TASK PROMPT | Reply with one number: how many lines contain the word "colors".

Dataset records
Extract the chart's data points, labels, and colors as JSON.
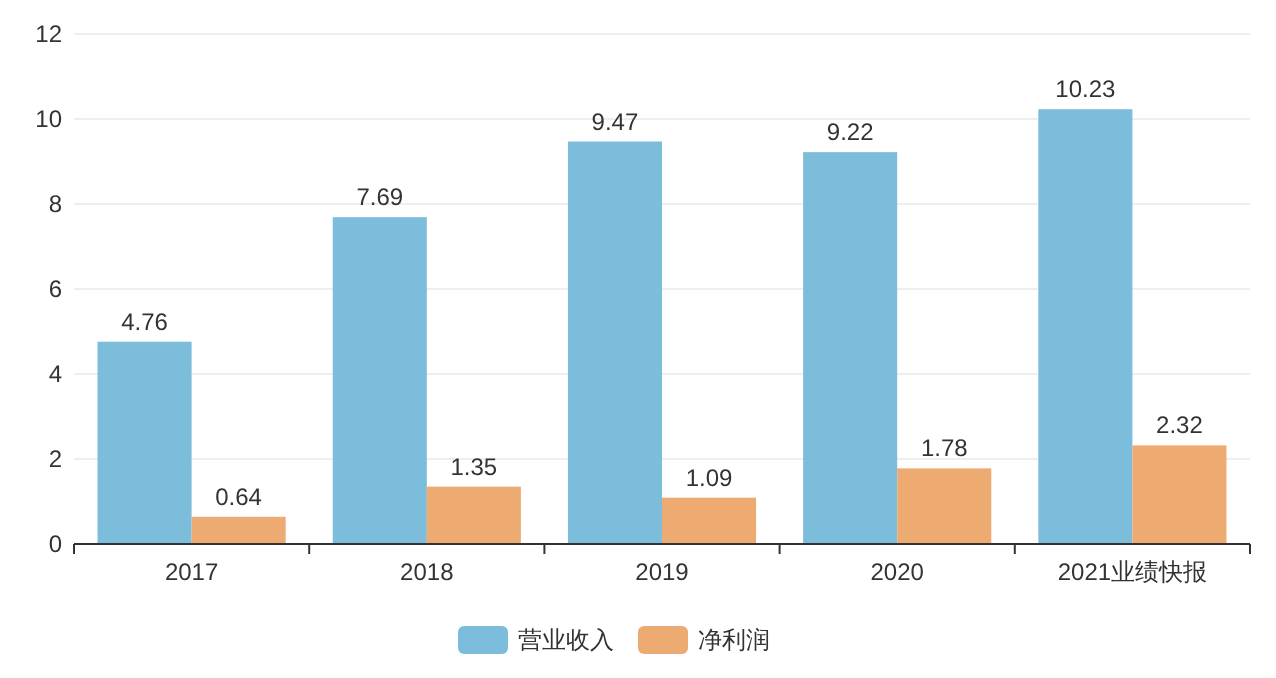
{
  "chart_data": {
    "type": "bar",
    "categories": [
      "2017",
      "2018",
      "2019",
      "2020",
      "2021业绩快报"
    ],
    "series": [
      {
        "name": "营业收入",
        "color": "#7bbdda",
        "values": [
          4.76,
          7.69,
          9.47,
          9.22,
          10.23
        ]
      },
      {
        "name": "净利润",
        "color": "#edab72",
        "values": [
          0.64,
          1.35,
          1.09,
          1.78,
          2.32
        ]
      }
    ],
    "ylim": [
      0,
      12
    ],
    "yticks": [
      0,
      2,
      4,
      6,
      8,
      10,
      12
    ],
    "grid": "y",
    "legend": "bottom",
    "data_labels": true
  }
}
* * *
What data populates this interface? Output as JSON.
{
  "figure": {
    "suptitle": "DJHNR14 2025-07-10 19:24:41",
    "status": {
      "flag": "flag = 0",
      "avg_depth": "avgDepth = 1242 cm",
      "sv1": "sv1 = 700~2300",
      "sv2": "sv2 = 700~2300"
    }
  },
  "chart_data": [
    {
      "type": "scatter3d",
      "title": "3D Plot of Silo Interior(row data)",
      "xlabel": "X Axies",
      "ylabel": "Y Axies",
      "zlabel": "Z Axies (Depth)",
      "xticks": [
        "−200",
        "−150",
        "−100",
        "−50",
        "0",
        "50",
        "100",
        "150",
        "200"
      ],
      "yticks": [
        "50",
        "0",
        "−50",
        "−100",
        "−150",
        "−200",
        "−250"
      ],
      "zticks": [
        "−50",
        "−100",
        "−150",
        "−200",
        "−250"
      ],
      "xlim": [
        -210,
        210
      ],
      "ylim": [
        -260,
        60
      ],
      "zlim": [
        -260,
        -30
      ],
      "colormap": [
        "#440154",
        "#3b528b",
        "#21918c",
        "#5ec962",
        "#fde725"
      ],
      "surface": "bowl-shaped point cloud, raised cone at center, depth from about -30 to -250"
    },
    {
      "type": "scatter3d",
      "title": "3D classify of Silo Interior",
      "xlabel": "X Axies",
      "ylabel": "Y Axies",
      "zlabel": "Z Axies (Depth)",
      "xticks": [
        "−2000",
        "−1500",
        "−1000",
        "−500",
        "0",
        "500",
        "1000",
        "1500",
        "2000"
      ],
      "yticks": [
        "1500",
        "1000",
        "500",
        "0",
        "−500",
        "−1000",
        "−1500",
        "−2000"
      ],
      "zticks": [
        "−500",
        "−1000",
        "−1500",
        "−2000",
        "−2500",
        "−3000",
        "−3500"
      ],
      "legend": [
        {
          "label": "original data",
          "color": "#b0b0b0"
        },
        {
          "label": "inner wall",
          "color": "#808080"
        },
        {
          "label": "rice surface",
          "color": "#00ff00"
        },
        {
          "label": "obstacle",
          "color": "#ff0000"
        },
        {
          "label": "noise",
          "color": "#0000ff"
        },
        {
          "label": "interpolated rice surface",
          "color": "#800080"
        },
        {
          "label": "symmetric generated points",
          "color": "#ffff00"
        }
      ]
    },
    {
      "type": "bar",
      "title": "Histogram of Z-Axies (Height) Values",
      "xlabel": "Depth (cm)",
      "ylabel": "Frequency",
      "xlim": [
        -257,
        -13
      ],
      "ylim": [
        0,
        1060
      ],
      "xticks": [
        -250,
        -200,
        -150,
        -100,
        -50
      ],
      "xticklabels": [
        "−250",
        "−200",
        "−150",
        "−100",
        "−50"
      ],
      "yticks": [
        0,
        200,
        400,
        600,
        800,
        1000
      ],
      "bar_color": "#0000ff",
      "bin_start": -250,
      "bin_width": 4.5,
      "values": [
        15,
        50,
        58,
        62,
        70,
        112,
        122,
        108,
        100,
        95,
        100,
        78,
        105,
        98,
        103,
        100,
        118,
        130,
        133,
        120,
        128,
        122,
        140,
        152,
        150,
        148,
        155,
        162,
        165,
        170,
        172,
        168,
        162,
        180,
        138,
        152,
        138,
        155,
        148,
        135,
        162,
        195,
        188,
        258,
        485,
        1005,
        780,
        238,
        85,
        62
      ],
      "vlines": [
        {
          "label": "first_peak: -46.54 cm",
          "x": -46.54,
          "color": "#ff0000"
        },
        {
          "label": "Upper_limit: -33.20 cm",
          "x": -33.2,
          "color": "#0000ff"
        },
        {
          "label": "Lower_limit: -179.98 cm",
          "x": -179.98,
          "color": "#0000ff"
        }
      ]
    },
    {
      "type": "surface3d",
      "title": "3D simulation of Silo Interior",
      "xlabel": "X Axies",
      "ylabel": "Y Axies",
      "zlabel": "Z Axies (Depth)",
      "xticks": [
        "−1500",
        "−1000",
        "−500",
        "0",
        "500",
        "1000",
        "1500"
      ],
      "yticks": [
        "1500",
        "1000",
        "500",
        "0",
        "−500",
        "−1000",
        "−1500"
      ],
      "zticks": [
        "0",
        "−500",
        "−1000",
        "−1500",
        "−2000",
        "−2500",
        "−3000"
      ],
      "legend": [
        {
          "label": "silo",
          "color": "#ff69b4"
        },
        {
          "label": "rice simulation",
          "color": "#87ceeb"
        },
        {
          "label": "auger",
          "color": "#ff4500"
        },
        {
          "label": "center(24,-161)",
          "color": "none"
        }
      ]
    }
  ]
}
==
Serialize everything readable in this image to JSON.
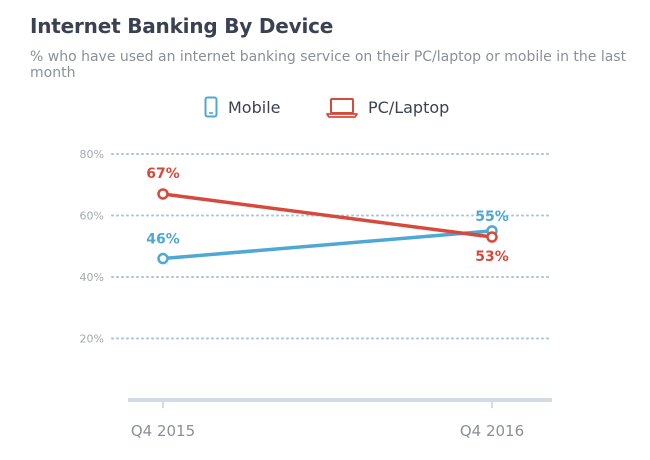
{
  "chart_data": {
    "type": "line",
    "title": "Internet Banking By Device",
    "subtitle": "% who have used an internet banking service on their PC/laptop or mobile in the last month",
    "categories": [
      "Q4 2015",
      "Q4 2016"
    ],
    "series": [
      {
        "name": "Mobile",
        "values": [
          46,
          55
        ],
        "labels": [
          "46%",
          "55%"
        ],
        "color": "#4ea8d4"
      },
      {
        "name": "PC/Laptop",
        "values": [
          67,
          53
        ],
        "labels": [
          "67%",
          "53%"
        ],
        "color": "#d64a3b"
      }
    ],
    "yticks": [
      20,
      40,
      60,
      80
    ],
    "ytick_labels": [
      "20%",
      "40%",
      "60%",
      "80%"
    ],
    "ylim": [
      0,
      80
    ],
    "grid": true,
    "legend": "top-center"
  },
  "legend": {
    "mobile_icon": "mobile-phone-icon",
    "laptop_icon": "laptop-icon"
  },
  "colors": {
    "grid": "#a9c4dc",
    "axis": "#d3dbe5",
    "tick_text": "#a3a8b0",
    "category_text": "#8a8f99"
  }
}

EXERCISE RESULT | 2